__Work to be completed__.
Count the lines below that contain the word "causes", and reply with only that number.
───
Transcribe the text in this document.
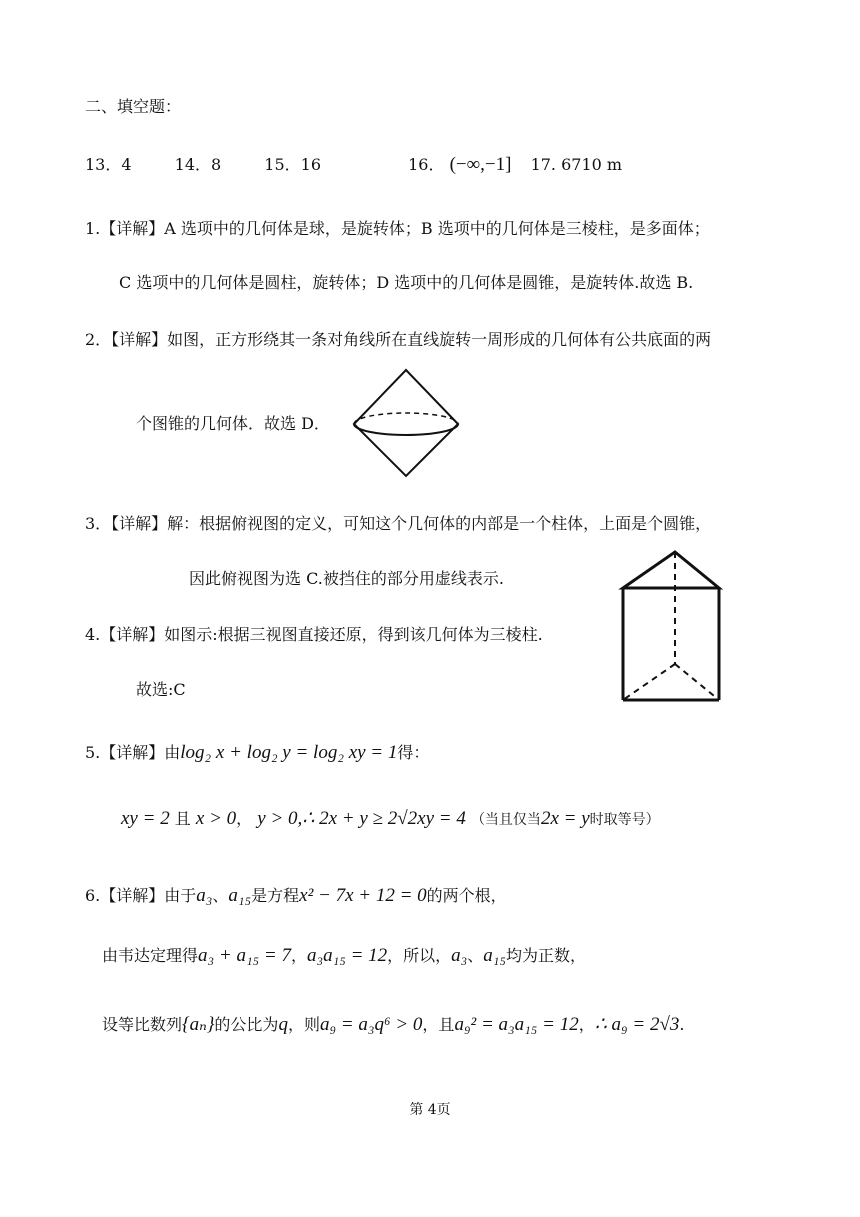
二、填空题：
13．4	14．8	15．16	16． (−∞,−1] 17. 6710 m
1.【详解】A 选项中的几何体是球，是旋转体；B 选项中的几何体是三棱柱，是多面体；
C 选项中的几何体是圆柱，旋转体；D 选项中的几何体是圆锥，是旋转体.故选 B.
2．【详解】如图，正方形绕其一条对角线所在直线旋转一周形成的几何体有公共底面的两
个图锥的几何体．故选 D．
3．【详解】解：根据俯视图的定义，可知这个几何体的内部是一个柱体，上面是个圆锥，
因此俯视图为选 C.被挡住的部分用虚线表示.
4.【详解】如图示:根据三视图直接还原，得到该几何体为三棱柱.
故选:C
5.【详解】由log₂ x + log₂ y = log₂ xy = 1得：
xy = 2 且 x > 0， y > 0,∴ 2x + y ≥ 2√2xy = 4 （当且仅当2x = y时取等号）
6.【详解】由于a₃、a₁₅是方程x² − 7x + 12 = 0的两个根，
由韦达定理得a₃ + a₁₅ = 7，a₃a₁₅ = 12，所以，a₃、a₁₅均为正数，
设等比数列{aₙ}的公比为q，则a₉ = a₃q⁶ > 0，且a₉² = a₃a₁₅ = 12，∴ a₉ = 2√3.
第 4页
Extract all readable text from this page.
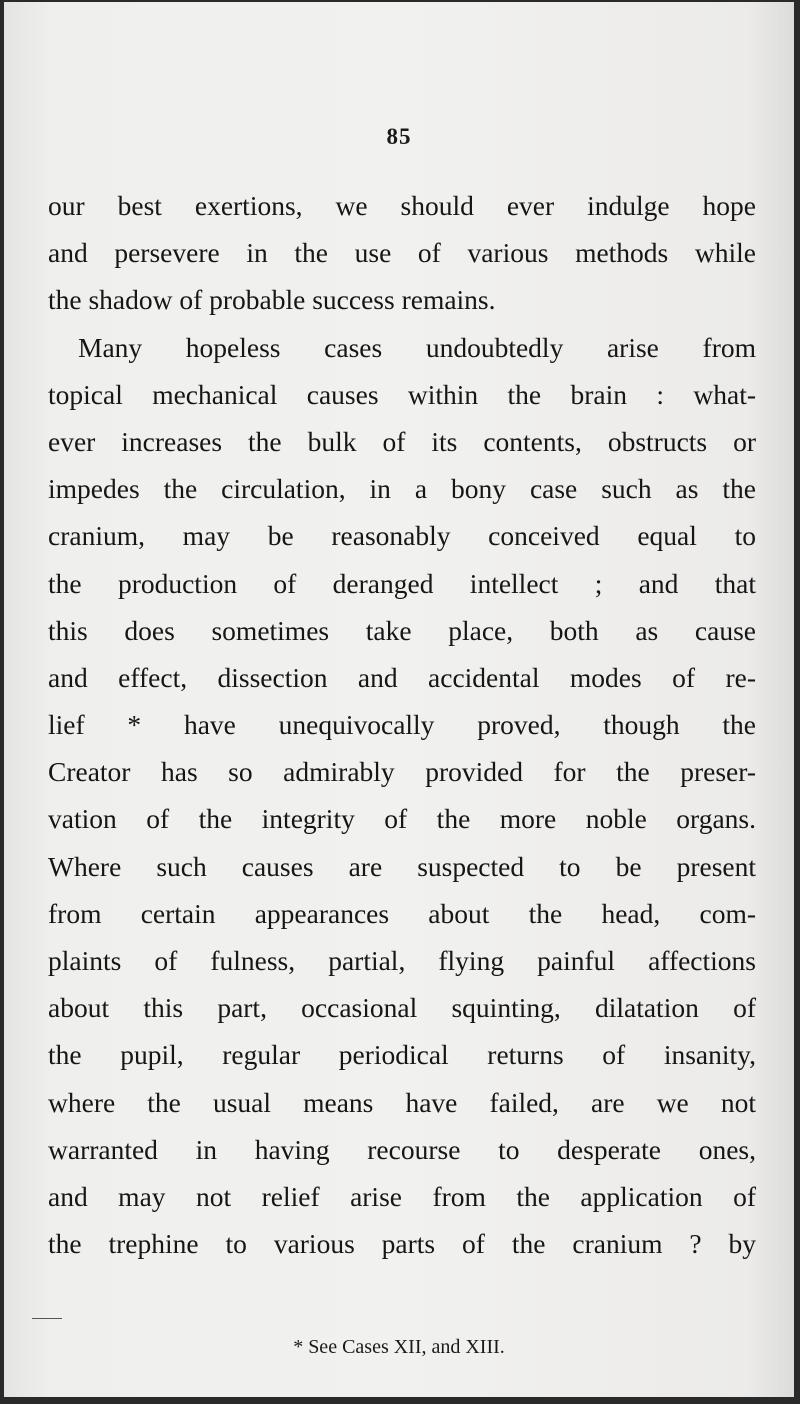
85
our best exertions, we should ever indulge hope
and persevere in the use of various methods while
the shadow of probable success remains.
Many hopeless cases undoubtedly arise from
topical mechanical causes within the brain : what-
ever increases the bulk of its contents, obstructs or
impedes the circulation, in a bony case such as the
cranium, may be reasonably conceived equal to
the production of deranged intellect ; and that
this does sometimes take place, both as cause
and effect, dissection and accidental modes of re-
lief * have unequivocally proved, though the
Creator has so admirably provided for the preser-
vation of the integrity of the more noble organs.
Where such causes are suspected to be present
from certain appearances about the head, com-
plaints of fulness, partial, flying painful affections
about this part, occasional squinting, dilatation of
the pupil, regular periodical returns of insanity,
where the usual means have failed, are we not
warranted in having recourse to desperate ones,
and may not relief arise from the application of
the trephine to various parts of the cranium ? by
* See Cases XII, and XIII.
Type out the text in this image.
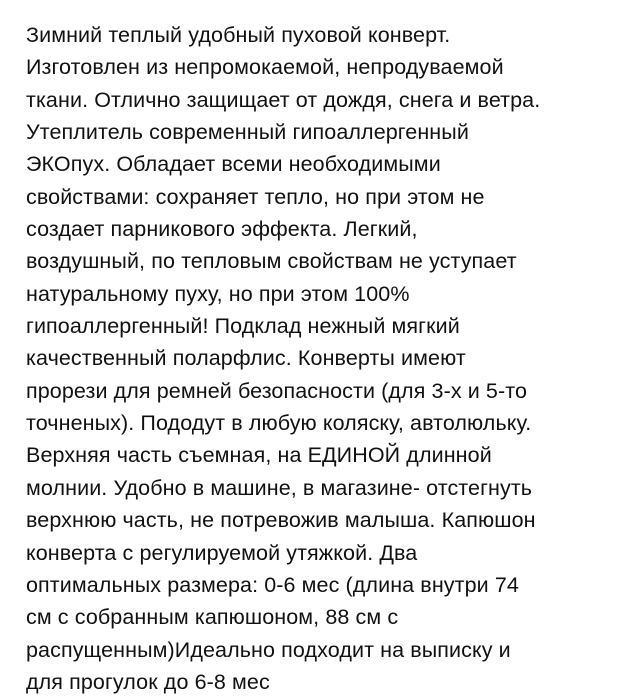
Зимний теплый удобный пуховой конверт.
Изготовлен из непромокаемой, непродуваемой
ткани. Отлично защищает от дождя, снега и ветра.
Утеплитель современный гипоаллергенный
ЭКОпух. Обладает всеми необходимыми
свойствами: сохраняет тепло, но при этом не
создает парникового эффекта. Легкий,
воздушный, по тепловым свойствам не уступает
натуральному пуху, но при этом 100%
гипоаллергенный! Подклад нежный мягкий
качественный поларфлис. Конверты имеют
прорези для ремней безопасности (для 3-х и 5-то
точненых). Пододут в любую коляску, автолюльку.
Верхняя часть съемная, на ЕДИНОЙ длинной
молнии. Удобно в машине, в магазине- отстегнуть
верхнюю часть, не потревожив малыша. Капюшон
конверта с регулируемой утяжкой. Два
оптимальных размера: 0-6 мес (длина внутри 74
см с собранным капюшоном, 88 см с
распущенным)Идеально подходит на выписку и
для прогулок до 6-8 мес
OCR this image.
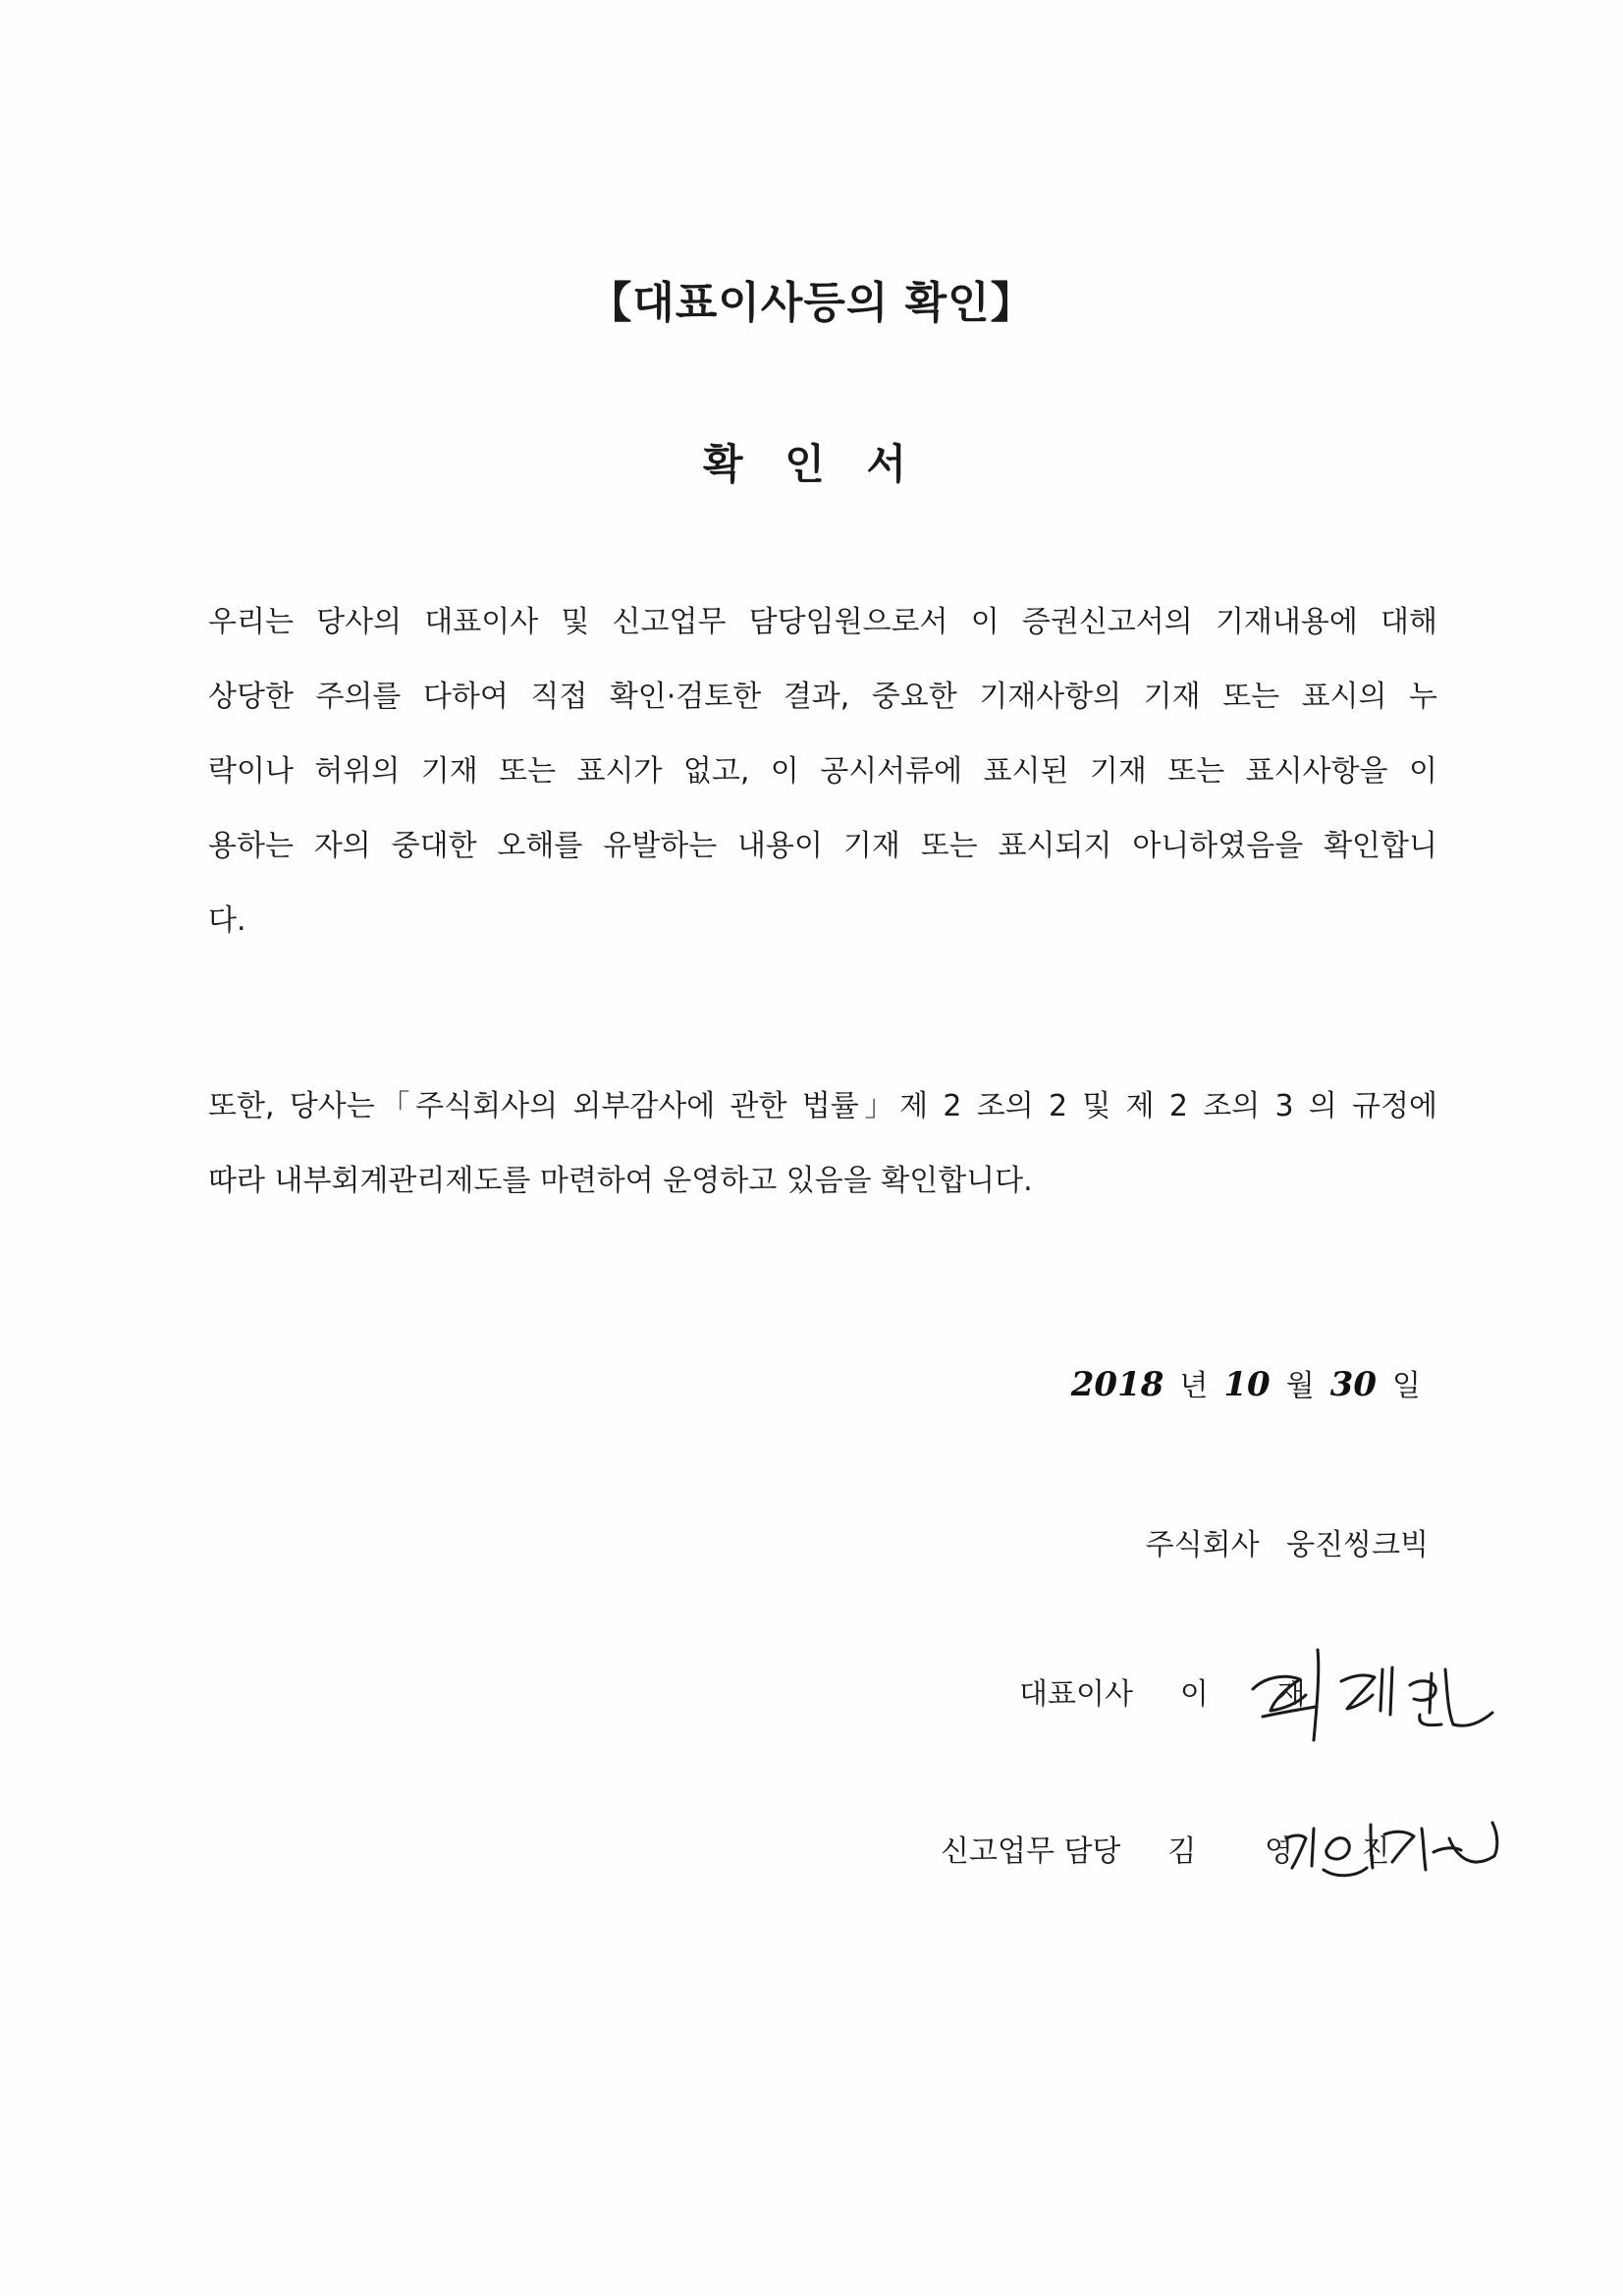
【대표이사등의 확인】
확 인 서
우리는 당사의 대표이사 및 신고업무 담당임원으로서 이 증권신고서의 기재내용에 대해
상당한 주의를 다하여 직접 확인·검토한 결과, 중요한 기재사항의 기재 또는 표시의 누
락이나 허위의 기재 또는 표시가 없고, 이 공시서류에 표시된 기재 또는 표시사항을 이
용하는 자의 중대한 오해를 유발하는 내용이 기재 또는 표시되지 아니하였음을 확인합니
다.
또한, 당사는「주식회사의 외부감사에 관한 법률」제 2 조의 2 및 제 2 조의 3 의 규정에
따라 내부회계관리제도를 마련하여 운영하고 있음을 확인합니다.
2018 년 10 월 30 일
주식회사 웅진씽크빅
대표이사 이 재
신고업무 담당 김 영 진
───
__Complete answer__.
2